(Records that describe figures)
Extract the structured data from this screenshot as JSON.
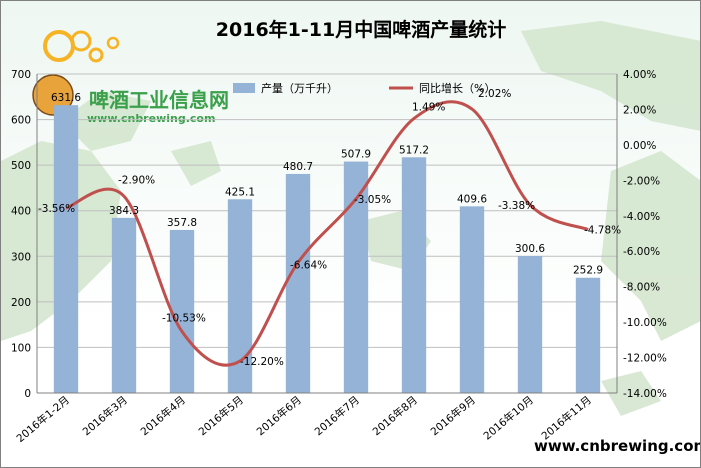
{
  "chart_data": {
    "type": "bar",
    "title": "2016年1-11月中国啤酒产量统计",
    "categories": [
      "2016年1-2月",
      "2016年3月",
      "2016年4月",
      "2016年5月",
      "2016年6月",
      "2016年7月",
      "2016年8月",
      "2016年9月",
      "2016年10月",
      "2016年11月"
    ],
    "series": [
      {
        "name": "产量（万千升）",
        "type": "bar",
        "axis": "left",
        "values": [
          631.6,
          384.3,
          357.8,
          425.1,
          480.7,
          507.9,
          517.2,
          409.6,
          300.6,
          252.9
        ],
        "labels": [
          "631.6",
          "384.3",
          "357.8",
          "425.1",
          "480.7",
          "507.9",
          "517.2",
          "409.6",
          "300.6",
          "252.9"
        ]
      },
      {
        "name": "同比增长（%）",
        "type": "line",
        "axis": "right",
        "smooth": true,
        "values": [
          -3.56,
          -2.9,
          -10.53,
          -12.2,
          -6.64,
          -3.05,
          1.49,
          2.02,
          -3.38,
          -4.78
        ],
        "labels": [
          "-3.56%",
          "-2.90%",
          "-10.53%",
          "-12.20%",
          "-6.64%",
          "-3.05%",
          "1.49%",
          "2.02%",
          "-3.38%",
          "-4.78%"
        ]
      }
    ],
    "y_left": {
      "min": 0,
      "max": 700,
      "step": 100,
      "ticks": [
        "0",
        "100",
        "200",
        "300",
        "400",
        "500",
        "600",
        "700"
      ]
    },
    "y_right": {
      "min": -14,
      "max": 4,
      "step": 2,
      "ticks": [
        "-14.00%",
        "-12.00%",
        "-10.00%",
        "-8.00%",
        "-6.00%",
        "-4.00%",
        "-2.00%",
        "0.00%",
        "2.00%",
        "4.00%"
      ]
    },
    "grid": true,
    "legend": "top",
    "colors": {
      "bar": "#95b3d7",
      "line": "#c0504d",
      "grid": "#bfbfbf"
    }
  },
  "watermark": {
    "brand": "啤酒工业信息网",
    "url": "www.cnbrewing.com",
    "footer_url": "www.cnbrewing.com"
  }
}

---

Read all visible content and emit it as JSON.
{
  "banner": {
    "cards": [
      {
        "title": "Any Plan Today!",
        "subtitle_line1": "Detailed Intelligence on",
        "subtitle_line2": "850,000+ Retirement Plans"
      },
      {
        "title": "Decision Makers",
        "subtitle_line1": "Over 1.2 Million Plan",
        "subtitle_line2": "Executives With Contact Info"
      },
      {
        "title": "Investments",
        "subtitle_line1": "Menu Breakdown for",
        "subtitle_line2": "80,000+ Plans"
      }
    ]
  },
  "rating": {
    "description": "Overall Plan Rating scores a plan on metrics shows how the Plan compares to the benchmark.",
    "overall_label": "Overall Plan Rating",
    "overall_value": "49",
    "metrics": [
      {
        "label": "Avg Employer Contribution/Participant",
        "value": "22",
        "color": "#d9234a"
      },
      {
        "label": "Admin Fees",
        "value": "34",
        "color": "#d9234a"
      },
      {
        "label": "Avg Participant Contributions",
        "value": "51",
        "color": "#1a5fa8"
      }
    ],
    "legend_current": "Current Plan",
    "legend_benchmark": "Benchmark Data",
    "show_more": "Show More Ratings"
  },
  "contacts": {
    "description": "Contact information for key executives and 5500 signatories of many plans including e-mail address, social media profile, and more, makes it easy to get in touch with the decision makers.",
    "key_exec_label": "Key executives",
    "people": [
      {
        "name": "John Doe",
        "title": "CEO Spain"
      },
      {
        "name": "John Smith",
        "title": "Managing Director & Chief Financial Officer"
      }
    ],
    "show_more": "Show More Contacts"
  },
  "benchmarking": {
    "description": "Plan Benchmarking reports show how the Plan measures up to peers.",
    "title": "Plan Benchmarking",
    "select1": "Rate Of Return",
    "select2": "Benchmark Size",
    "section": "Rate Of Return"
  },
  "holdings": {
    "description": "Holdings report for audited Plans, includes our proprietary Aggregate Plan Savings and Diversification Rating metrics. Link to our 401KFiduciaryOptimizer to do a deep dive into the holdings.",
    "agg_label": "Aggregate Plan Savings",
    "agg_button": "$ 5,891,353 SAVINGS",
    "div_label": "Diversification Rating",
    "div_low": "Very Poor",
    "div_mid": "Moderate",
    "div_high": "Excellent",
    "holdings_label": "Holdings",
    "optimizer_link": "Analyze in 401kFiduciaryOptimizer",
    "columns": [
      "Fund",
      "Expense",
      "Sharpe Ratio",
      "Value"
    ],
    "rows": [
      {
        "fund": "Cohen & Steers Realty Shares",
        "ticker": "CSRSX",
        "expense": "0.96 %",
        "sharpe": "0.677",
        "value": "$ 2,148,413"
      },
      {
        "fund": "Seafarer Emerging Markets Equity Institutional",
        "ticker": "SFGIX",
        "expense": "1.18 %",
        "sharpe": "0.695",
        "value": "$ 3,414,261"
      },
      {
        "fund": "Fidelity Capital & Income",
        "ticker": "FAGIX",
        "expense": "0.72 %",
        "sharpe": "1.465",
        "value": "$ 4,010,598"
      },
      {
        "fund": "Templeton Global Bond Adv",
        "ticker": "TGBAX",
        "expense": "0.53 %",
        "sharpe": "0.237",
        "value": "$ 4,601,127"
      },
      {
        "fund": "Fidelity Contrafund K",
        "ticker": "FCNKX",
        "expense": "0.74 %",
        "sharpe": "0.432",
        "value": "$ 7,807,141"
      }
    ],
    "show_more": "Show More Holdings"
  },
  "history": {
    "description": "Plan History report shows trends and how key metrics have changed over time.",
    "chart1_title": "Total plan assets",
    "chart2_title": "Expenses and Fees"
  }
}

--

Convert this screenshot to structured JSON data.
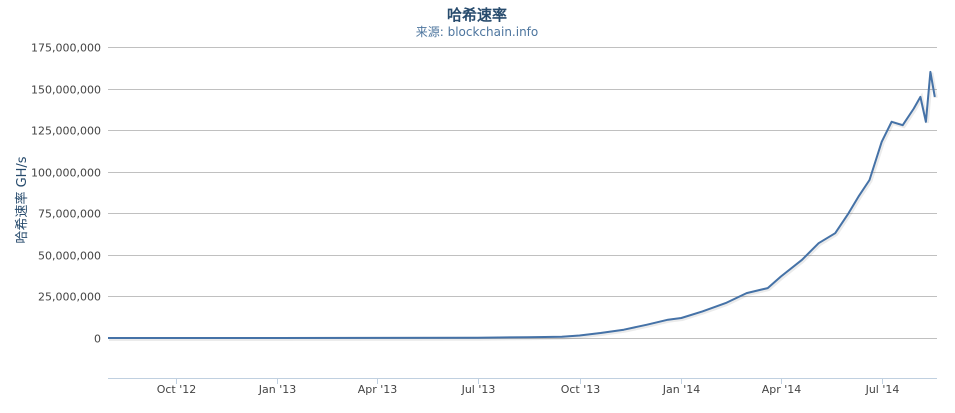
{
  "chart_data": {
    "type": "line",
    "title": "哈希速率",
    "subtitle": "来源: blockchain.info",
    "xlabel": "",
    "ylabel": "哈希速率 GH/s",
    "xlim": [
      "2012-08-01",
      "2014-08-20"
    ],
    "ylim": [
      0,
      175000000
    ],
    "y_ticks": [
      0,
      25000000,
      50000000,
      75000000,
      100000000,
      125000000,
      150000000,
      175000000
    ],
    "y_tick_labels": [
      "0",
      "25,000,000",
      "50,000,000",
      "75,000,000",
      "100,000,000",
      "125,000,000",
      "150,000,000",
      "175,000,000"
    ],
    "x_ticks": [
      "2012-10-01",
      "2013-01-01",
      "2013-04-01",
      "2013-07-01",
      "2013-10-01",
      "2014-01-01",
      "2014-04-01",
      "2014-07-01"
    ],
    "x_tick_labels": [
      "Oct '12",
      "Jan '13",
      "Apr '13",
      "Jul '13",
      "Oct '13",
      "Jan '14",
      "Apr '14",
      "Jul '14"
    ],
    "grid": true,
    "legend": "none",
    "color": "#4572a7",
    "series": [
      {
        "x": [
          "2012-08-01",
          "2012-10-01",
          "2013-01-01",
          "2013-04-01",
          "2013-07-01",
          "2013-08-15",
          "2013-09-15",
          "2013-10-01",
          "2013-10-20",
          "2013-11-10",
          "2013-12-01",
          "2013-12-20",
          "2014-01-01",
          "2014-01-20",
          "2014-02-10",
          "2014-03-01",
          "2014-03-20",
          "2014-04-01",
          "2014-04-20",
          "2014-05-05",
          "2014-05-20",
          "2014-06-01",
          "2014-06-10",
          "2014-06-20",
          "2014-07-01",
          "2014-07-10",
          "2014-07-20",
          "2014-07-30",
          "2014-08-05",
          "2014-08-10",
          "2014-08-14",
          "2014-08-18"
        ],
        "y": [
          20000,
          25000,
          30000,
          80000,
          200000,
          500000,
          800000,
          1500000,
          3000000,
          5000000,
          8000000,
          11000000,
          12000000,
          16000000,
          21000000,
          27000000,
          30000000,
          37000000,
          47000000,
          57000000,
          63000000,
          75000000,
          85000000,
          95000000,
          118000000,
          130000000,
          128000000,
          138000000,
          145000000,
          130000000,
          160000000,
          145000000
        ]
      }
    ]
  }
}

Task objective –
State how many lines of the listing above include the word "Fees". Give nothing but the number.

Task response –
2